◆ Objective ◆
Return every line below in which "label" appears.

Chart and figure data:
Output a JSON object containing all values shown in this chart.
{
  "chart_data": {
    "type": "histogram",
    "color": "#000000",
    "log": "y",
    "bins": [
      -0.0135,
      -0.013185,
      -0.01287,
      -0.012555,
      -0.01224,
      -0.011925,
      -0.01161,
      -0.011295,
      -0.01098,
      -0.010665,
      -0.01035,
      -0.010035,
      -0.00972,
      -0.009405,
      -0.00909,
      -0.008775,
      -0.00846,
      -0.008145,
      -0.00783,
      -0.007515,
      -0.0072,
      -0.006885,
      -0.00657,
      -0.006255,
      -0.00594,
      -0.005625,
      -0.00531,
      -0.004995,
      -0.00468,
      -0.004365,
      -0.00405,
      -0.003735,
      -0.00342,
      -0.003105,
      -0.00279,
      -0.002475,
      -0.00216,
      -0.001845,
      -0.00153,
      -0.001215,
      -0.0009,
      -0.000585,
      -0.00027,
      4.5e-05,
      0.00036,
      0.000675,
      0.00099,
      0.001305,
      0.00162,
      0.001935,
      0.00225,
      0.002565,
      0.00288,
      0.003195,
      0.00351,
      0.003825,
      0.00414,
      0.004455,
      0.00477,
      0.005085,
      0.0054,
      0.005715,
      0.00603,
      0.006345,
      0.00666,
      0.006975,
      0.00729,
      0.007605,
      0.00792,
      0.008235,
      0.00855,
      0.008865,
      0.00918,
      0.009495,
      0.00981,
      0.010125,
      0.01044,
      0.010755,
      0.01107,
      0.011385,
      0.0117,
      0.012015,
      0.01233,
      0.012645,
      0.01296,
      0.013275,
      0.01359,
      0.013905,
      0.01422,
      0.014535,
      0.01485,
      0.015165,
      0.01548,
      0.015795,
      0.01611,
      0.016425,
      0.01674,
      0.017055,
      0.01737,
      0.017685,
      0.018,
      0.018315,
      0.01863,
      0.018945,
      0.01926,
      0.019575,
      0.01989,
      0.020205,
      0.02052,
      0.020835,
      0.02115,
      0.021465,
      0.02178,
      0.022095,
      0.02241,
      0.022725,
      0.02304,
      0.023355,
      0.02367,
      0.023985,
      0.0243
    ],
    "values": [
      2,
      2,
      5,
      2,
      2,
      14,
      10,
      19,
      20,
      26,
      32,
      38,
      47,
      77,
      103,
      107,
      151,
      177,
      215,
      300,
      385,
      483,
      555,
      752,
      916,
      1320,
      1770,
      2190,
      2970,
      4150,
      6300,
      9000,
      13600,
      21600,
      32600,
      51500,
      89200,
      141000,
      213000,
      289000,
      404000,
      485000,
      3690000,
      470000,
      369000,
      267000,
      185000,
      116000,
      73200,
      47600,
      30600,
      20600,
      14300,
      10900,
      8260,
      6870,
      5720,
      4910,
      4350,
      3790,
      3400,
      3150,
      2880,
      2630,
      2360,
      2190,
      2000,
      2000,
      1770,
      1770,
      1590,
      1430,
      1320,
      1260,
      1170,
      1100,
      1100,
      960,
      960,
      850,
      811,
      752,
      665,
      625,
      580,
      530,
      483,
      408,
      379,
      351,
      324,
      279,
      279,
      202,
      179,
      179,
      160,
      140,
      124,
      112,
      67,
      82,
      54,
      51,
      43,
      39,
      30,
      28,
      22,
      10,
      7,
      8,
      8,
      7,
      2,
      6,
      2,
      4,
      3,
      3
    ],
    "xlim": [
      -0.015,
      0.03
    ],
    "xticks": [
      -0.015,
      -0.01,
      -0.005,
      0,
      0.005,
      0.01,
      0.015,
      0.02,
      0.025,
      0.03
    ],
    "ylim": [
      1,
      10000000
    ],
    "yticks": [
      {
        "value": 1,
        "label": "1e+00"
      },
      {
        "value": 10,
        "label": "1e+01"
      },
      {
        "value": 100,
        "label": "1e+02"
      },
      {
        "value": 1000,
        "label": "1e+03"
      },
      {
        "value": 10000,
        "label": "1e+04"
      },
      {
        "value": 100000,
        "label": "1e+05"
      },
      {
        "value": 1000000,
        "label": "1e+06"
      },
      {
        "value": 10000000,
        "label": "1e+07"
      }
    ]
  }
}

◆ Exercise output ◆
        "label": "1e+00"
        "label": "1e+01"
        "label": "1e+02"
        "label": "1e+03"
        "label": "1e+04"
        "label": "1e+05"
        "label": "1e+06"
        "label": "1e+07"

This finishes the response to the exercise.